Written task:
Will you print the material below without altering a single character?
# start of Data in this exercise
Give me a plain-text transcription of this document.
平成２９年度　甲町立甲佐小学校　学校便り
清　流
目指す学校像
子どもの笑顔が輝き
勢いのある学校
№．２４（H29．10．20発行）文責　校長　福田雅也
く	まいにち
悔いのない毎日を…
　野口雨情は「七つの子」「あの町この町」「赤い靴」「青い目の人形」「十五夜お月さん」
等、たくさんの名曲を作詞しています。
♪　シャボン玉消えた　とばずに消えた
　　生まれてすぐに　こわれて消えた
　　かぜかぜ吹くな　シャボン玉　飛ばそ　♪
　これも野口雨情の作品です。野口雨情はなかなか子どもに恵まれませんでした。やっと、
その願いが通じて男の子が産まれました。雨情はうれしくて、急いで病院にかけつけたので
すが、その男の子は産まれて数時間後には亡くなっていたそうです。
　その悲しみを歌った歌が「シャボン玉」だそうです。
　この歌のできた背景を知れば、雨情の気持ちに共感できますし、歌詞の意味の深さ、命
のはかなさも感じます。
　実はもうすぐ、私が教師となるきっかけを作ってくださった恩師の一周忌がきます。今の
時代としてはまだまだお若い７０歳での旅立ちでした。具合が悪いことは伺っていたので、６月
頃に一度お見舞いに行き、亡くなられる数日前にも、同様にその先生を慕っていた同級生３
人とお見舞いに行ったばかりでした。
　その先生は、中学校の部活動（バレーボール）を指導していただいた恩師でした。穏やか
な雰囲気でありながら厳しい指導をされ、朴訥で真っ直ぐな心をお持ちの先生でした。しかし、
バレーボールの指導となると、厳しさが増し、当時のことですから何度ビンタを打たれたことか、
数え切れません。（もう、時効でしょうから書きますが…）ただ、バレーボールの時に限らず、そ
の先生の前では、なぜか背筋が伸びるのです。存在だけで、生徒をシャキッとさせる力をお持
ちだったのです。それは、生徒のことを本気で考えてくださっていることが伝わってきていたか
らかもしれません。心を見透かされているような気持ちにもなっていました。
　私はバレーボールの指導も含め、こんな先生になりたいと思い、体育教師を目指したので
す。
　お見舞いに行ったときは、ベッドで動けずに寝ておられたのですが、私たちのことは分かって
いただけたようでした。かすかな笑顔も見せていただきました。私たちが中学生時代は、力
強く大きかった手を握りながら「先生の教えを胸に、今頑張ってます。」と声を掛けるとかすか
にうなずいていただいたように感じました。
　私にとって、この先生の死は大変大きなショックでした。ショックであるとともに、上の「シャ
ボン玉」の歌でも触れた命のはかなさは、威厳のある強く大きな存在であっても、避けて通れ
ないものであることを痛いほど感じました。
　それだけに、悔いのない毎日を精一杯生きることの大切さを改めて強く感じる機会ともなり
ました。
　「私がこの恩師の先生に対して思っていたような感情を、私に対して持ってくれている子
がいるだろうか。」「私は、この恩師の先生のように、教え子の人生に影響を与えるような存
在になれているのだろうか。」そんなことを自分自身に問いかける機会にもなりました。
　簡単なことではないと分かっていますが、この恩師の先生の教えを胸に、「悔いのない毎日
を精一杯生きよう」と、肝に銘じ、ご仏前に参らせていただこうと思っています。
# end of Data in this exercise
Exercise output:
Give me a plain-text transcription of this document.
平成２９年度　甲町立甲佐小学校　学校便り
清　流
目指す学校像
子どもの笑顔が輝き
勢いのある学校
№．２４（H29．10．20発行）文責　校長　福田雅也
く	まいにち
悔いのない毎日を…
　野口雨情は「七つの子」「あの町この町」「赤い靴」「青い目の人形」「十五夜お月さん」
等、たくさんの名曲を作詞しています。
♪　シャボン玉消えた　とばずに消えた
　　生まれてすぐに　こわれて消えた
　　かぜかぜ吹くな　シャボン玉　飛ばそ　♪
　これも野口雨情の作品です。野口雨情はなかなか子どもに恵まれませんでした。やっと、
その願いが通じて男の子が産まれました。雨情はうれしくて、急いで病院にかけつけたので
すが、その男の子は産まれて数時間後には亡くなっていたそうです。
　その悲しみを歌った歌が「シャボン玉」だそうです。
　この歌のできた背景を知れば、雨情の気持ちに共感できますし、歌詞の意味の深さ、命
のはかなさも感じます。
　実はもうすぐ、私が教師となるきっかけを作ってくださった恩師の一周忌がきます。今の
時代としてはまだまだお若い７０歳での旅立ちでした。具合が悪いことは伺っていたので、６月
頃に一度お見舞いに行き、亡くなられる数日前にも、同様にその先生を慕っていた同級生３
人とお見舞いに行ったばかりでした。
　その先生は、中学校の部活動（バレーボール）を指導していただいた恩師でした。穏やか
な雰囲気でありながら厳しい指導をされ、朴訥で真っ直ぐな心をお持ちの先生でした。しかし、
バレーボールの指導となると、厳しさが増し、当時のことですから何度ビンタを打たれたことか、
数え切れません。（もう、時効でしょうから書きますが…）ただ、バレーボールの時に限らず、そ
の先生の前では、なぜか背筋が伸びるのです。存在だけで、生徒をシャキッとさせる力をお持
ちだったのです。それは、生徒のことを本気で考えてくださっていることが伝わってきていたか
らかもしれません。心を見透かされているような気持ちにもなっていました。
　私はバレーボールの指導も含め、こんな先生になりたいと思い、体育教師を目指したので
す。
　お見舞いに行ったときは、ベッドで動けずに寝ておられたのですが、私たちのことは分かって
いただけたようでした。かすかな笑顔も見せていただきました。私たちが中学生時代は、力
強く大きかった手を握りながら「先生の教えを胸に、今頑張ってます。」と声を掛けるとかすか
にうなずいていただいたように感じました。
　私にとって、この先生の死は大変大きなショックでした。ショックであるとともに、上の「シャ
ボン玉」の歌でも触れた命のはかなさは、威厳のある強く大きな存在であっても、避けて通れ
ないものであることを痛いほど感じました。
　それだけに、悔いのない毎日を精一杯生きることの大切さを改めて強く感じる機会ともなり
ました。
　「私がこの恩師の先生に対して思っていたような感情を、私に対して持ってくれている子
がいるだろうか。」「私は、この恩師の先生のように、教え子の人生に影響を与えるような存
在になれているのだろうか。」そんなことを自分自身に問いかける機会にもなりました。
　簡単なことではないと分かっていますが、この恩師の先生の教えを胸に、「悔いのない毎日
を精一杯生きよう」と、肝に銘じ、ご仏前に参らせていただこうと思っています。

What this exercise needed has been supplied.